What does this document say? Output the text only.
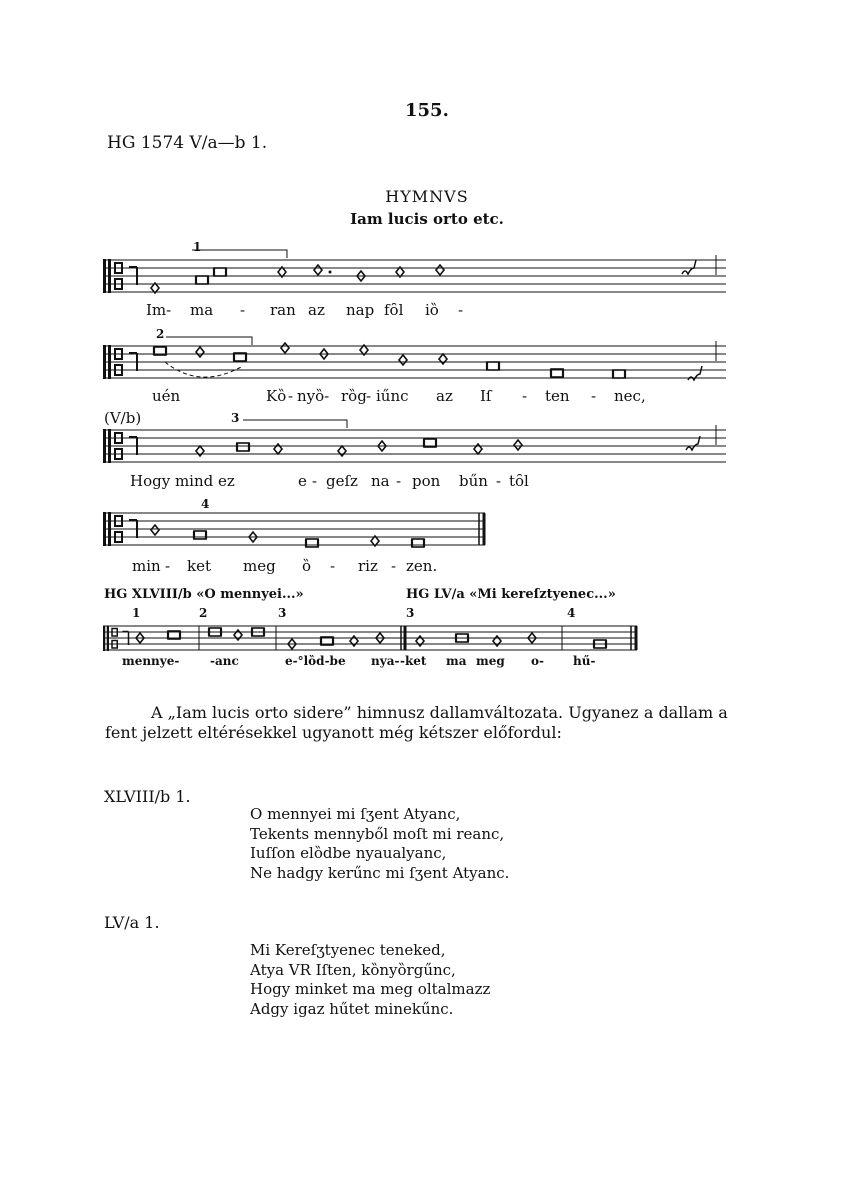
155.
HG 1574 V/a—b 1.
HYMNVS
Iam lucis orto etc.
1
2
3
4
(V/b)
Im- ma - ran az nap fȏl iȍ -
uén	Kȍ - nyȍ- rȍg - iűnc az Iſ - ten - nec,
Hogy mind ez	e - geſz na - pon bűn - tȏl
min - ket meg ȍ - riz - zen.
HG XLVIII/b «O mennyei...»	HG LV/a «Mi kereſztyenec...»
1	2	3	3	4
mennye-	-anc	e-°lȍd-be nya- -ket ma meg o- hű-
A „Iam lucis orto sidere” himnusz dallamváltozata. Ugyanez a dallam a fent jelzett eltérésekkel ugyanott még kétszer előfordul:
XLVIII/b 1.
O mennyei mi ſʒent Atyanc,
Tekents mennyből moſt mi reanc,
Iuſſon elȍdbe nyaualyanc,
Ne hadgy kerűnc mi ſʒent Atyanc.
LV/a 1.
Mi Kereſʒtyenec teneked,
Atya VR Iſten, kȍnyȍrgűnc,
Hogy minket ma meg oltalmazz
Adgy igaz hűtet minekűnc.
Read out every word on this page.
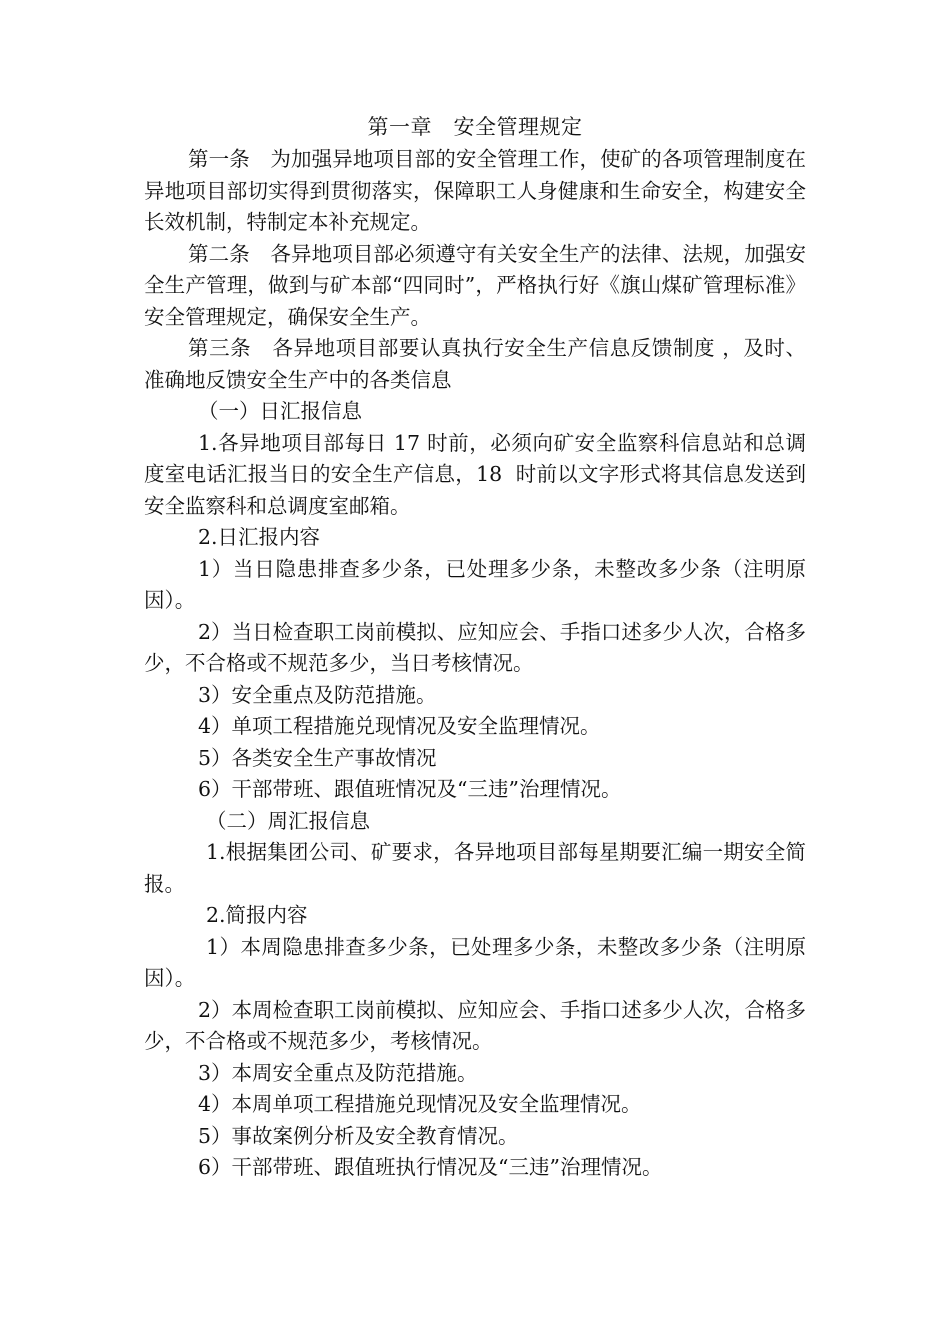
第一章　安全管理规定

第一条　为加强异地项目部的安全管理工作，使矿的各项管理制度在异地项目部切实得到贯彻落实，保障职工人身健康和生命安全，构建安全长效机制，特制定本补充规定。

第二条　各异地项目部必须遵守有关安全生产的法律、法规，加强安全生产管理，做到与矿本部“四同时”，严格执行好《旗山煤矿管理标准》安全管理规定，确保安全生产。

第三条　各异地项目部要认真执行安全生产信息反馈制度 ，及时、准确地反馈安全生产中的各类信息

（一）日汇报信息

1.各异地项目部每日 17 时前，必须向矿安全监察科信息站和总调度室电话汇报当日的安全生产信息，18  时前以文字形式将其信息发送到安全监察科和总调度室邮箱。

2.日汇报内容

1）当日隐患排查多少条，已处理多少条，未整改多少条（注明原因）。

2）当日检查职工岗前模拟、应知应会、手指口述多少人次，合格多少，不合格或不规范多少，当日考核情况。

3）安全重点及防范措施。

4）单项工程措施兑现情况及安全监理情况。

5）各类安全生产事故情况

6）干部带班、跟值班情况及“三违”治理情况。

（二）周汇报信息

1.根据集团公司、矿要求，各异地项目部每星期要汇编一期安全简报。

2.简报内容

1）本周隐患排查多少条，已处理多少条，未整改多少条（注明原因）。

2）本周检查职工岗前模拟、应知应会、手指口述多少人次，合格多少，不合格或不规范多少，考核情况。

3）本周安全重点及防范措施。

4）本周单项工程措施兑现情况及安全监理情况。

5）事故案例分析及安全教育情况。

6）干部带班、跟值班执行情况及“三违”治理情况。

◆ **Directions for this task**
Beginning with the line that holds "Read out every word on this page.", output each line to the end of the material above, exactly, omitting the pictures.

◆ **Solution to this problem**
Read out every word on this page.
第一章　安全管理规定

第一条　为加强异地项目部的安全管理工作，使矿的各项管理制度在异地项目部切实得到贯彻落实，保障职工人身健康和生命安全，构建安全长效机制，特制定本补充规定。

第二条　各异地项目部必须遵守有关安全生产的法律、法规，加强安全生产管理，做到与矿本部“四同时”，严格执行好《旗山煤矿管理标准》安全管理规定，确保安全生产。

第三条　各异地项目部要认真执行安全生产信息反馈制度 ，及时、准确地反馈安全生产中的各类信息

（一）日汇报信息

1.各异地项目部每日 17 时前，必须向矿安全监察科信息站和总调度室电话汇报当日的安全生产信息，18  时前以文字形式将其信息发送到安全监察科和总调度室邮箱。

2.日汇报内容

1）当日隐患排查多少条，已处理多少条，未整改多少条（注明原因）。

2）当日检查职工岗前模拟、应知应会、手指口述多少人次，合格多少，不合格或不规范多少，当日考核情况。

3）安全重点及防范措施。

4）单项工程措施兑现情况及安全监理情况。

5）各类安全生产事故情况

6）干部带班、跟值班情况及“三违”治理情况。

（二）周汇报信息

1.根据集团公司、矿要求，各异地项目部每星期要汇编一期安全简报。

2.简报内容

1）本周隐患排查多少条，已处理多少条，未整改多少条（注明原因）。

2）本周检查职工岗前模拟、应知应会、手指口述多少人次，合格多少，不合格或不规范多少，考核情况。

3）本周安全重点及防范措施。

4）本周单项工程措施兑现情况及安全监理情况。

5）事故案例分析及安全教育情况。

6）干部带班、跟值班执行情况及“三违”治理情况。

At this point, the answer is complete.